▶ To be done: The entries need to be copied exactly.

Data entries
>>>>>
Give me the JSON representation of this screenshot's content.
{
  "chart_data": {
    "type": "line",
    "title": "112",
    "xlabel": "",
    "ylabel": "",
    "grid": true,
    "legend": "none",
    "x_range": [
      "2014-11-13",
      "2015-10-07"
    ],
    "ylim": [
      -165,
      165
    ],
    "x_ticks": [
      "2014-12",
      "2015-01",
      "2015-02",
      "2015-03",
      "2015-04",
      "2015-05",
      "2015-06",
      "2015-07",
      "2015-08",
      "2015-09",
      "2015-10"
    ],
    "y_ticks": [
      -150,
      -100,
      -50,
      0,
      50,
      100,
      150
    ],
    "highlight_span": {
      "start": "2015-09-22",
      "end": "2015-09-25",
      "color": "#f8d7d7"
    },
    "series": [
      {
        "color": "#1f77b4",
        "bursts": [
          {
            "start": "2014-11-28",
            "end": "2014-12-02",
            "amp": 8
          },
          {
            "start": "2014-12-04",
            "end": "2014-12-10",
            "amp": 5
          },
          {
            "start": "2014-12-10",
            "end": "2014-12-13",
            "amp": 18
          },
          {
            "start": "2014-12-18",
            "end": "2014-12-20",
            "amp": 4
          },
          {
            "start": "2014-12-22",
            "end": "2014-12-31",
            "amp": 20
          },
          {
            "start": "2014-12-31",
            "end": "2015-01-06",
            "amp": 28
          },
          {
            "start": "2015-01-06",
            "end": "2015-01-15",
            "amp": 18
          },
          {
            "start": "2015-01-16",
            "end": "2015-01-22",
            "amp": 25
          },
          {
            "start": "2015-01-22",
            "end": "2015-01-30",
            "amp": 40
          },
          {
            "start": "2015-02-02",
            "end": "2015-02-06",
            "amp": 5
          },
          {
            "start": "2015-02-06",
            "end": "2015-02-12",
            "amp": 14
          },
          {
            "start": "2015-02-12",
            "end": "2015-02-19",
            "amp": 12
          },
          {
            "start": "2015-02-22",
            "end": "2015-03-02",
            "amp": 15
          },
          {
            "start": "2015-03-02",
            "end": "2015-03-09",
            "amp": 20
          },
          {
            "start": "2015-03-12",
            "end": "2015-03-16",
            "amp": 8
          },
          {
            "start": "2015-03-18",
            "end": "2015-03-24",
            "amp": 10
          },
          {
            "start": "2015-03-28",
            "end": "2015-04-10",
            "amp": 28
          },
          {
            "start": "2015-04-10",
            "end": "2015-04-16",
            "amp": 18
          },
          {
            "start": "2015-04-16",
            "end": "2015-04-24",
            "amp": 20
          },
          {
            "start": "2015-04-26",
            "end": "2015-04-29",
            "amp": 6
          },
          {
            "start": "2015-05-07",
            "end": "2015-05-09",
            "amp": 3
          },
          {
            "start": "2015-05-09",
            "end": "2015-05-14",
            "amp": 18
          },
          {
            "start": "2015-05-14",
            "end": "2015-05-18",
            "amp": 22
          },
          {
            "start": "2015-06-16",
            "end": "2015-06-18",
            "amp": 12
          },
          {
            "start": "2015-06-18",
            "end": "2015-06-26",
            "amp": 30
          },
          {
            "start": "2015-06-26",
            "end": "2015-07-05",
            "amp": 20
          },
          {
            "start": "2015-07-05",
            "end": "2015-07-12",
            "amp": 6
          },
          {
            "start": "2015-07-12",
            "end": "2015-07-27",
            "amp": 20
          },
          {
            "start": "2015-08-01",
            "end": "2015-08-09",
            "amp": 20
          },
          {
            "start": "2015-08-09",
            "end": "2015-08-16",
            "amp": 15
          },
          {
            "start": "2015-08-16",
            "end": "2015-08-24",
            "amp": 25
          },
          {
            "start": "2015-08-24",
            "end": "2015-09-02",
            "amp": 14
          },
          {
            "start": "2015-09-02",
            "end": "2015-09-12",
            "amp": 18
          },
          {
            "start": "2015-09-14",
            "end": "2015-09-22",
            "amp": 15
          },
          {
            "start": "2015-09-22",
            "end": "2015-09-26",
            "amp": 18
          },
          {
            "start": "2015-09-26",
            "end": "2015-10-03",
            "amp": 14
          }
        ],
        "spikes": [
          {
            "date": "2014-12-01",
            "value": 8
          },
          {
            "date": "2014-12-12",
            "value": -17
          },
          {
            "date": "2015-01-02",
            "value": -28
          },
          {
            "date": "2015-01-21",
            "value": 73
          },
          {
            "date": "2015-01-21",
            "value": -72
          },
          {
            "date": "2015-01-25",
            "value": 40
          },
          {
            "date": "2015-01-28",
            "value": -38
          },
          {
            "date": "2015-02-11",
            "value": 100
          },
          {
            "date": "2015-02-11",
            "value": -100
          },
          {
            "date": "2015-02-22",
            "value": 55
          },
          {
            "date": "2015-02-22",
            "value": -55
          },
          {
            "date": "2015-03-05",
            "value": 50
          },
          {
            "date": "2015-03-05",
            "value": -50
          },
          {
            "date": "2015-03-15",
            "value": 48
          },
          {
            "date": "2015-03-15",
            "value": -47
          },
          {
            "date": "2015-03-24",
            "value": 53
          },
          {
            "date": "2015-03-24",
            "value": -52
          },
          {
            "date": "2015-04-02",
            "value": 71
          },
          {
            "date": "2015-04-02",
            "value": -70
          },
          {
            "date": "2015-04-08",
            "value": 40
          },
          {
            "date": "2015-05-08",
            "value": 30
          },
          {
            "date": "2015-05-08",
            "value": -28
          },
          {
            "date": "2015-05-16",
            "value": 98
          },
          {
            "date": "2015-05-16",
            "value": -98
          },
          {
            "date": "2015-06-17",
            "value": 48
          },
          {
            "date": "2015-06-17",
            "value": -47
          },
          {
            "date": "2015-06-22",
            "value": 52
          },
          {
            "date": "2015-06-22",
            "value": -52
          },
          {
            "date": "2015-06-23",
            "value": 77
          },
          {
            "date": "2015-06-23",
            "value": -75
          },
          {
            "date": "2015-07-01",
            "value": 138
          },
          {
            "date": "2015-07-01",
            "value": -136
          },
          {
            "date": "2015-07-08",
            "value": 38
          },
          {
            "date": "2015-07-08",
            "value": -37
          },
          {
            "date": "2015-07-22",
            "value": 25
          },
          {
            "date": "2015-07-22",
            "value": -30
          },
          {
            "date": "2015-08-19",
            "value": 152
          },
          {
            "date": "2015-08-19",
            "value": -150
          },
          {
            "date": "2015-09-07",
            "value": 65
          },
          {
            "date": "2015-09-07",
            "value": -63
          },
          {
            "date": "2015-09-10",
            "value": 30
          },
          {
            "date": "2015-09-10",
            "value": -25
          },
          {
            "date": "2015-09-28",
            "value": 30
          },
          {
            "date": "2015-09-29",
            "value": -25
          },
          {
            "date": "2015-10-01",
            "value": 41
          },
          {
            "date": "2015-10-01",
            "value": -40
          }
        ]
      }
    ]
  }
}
<<<<<
▶ Response for this exercise:
Give me the JSON representation of this screenshot's content.
{
  "chart_data": {
    "type": "line",
    "title": "112",
    "xlabel": "",
    "ylabel": "",
    "grid": true,
    "legend": "none",
    "x_range": [
      "2014-11-13",
      "2015-10-07"
    ],
    "ylim": [
      -165,
      165
    ],
    "x_ticks": [
      "2014-12",
      "2015-01",
      "2015-02",
      "2015-03",
      "2015-04",
      "2015-05",
      "2015-06",
      "2015-07",
      "2015-08",
      "2015-09",
      "2015-10"
    ],
    "y_ticks": [
      -150,
      -100,
      -50,
      0,
      50,
      100,
      150
    ],
    "highlight_span": {
      "start": "2015-09-22",
      "end": "2015-09-25",
      "color": "#f8d7d7"
    },
    "series": [
      {
        "color": "#1f77b4",
        "bursts": [
          {
            "start": "2014-11-28",
            "end": "2014-12-02",
            "amp": 8
          },
          {
            "start": "2014-12-04",
            "end": "2014-12-10",
            "amp": 5
          },
          {
            "start": "2014-12-10",
            "end": "2014-12-13",
            "amp": 18
          },
          {
            "start": "2014-12-18",
            "end": "2014-12-20",
            "amp": 4
          },
          {
            "start": "2014-12-22",
            "end": "2014-12-31",
            "amp": 20
          },
          {
            "start": "2014-12-31",
            "end": "2015-01-06",
            "amp": 28
          },
          {
            "start": "2015-01-06",
            "end": "2015-01-15",
            "amp": 18
          },
          {
            "start": "2015-01-16",
            "end": "2015-01-22",
            "amp": 25
          },
          {
            "start": "2015-01-22",
            "end": "2015-01-30",
            "amp": 40
          },
          {
            "start": "2015-02-02",
            "end": "2015-02-06",
            "amp": 5
          },
          {
            "start": "2015-02-06",
            "end": "2015-02-12",
            "amp": 14
          },
          {
            "start": "2015-02-12",
            "end": "2015-02-19",
            "amp": 12
          },
          {
            "start": "2015-02-22",
            "end": "2015-03-02",
            "amp": 15
          },
          {
            "start": "2015-03-02",
            "end": "2015-03-09",
            "amp": 20
          },
          {
            "start": "2015-03-12",
            "end": "2015-03-16",
            "amp": 8
          },
          {
            "start": "2015-03-18",
            "end": "2015-03-24",
            "amp": 10
          },
          {
            "start": "2015-03-28",
            "end": "2015-04-10",
            "amp": 28
          },
          {
            "start": "2015-04-10",
            "end": "2015-04-16",
            "amp": 18
          },
          {
            "start": "2015-04-16",
            "end": "2015-04-24",
            "amp": 20
          },
          {
            "start": "2015-04-26",
            "end": "2015-04-29",
            "amp": 6
          },
          {
            "start": "2015-05-07",
            "end": "2015-05-09",
            "amp": 3
          },
          {
            "start": "2015-05-09",
            "end": "2015-05-14",
            "amp": 18
          },
          {
            "start": "2015-05-14",
            "end": "2015-05-18",
            "amp": 22
          },
          {
            "start": "2015-06-16",
            "end": "2015-06-18",
            "amp": 12
          },
          {
            "start": "2015-06-18",
            "end": "2015-06-26",
            "amp": 30
          },
          {
            "start": "2015-06-26",
            "end": "2015-07-05",
            "amp": 20
          },
          {
            "start": "2015-07-05",
            "end": "2015-07-12",
            "amp": 6
          },
          {
            "start": "2015-07-12",
            "end": "2015-07-27",
            "amp": 20
          },
          {
            "start": "2015-08-01",
            "end": "2015-08-09",
            "amp": 20
          },
          {
            "start": "2015-08-09",
            "end": "2015-08-16",
            "amp": 15
          },
          {
            "start": "2015-08-16",
            "end": "2015-08-24",
            "amp": 25
          },
          {
            "start": "2015-08-24",
            "end": "2015-09-02",
            "amp": 14
          },
          {
            "start": "2015-09-02",
            "end": "2015-09-12",
            "amp": 18
          },
          {
            "start": "2015-09-14",
            "end": "2015-09-22",
            "amp": 15
          },
          {
            "start": "2015-09-22",
            "end": "2015-09-26",
            "amp": 18
          },
          {
            "start": "2015-09-26",
            "end": "2015-10-03",
            "amp": 14
          }
        ],
        "spikes": [
          {
            "date": "2014-12-01",
            "value": 8
          },
          {
            "date": "2014-12-12",
            "value": -17
          },
          {
            "date": "2015-01-02",
            "value": -28
          },
          {
            "date": "2015-01-21",
            "value": 73
          },
          {
            "date": "2015-01-21",
            "value": -72
          },
          {
            "date": "2015-01-25",
            "value": 40
          },
          {
            "date": "2015-01-28",
            "value": -38
          },
          {
            "date": "2015-02-11",
            "value": 100
          },
          {
            "date": "2015-02-11",
            "value": -100
          },
          {
            "date": "2015-02-22",
            "value": 55
          },
          {
            "date": "2015-02-22",
            "value": -55
          },
          {
            "date": "2015-03-05",
            "value": 50
          },
          {
            "date": "2015-03-05",
            "value": -50
          },
          {
            "date": "2015-03-15",
            "value": 48
          },
          {
            "date": "2015-03-15",
            "value": -47
          },
          {
            "date": "2015-03-24",
            "value": 53
          },
          {
            "date": "2015-03-24",
            "value": -52
          },
          {
            "date": "2015-04-02",
            "value": 71
          },
          {
            "date": "2015-04-02",
            "value": -70
          },
          {
            "date": "2015-04-08",
            "value": 40
          },
          {
            "date": "2015-05-08",
            "value": 30
          },
          {
            "date": "2015-05-08",
            "value": -28
          },
          {
            "date": "2015-05-16",
            "value": 98
          },
          {
            "date": "2015-05-16",
            "value": -98
          },
          {
            "date": "2015-06-17",
            "value": 48
          },
          {
            "date": "2015-06-17",
            "value": -47
          },
          {
            "date": "2015-06-22",
            "value": 52
          },
          {
            "date": "2015-06-22",
            "value": -52
          },
          {
            "date": "2015-06-23",
            "value": 77
          },
          {
            "date": "2015-06-23",
            "value": -75
          },
          {
            "date": "2015-07-01",
            "value": 138
          },
          {
            "date": "2015-07-01",
            "value": -136
          },
          {
            "date": "2015-07-08",
            "value": 38
          },
          {
            "date": "2015-07-08",
            "value": -37
          },
          {
            "date": "2015-07-22",
            "value": 25
          },
          {
            "date": "2015-07-22",
            "value": -30
          },
          {
            "date": "2015-08-19",
            "value": 152
          },
          {
            "date": "2015-08-19",
            "value": -150
          },
          {
            "date": "2015-09-07",
            "value": 65
          },
          {
            "date": "2015-09-07",
            "value": -63
          },
          {
            "date": "2015-09-10",
            "value": 30
          },
          {
            "date": "2015-09-10",
            "value": -25
          },
          {
            "date": "2015-09-28",
            "value": 30
          },
          {
            "date": "2015-09-29",
            "value": -25
          },
          {
            "date": "2015-10-01",
            "value": 41
          },
          {
            "date": "2015-10-01",
            "value": -40
          }
        ]
      }
    ]
  }
}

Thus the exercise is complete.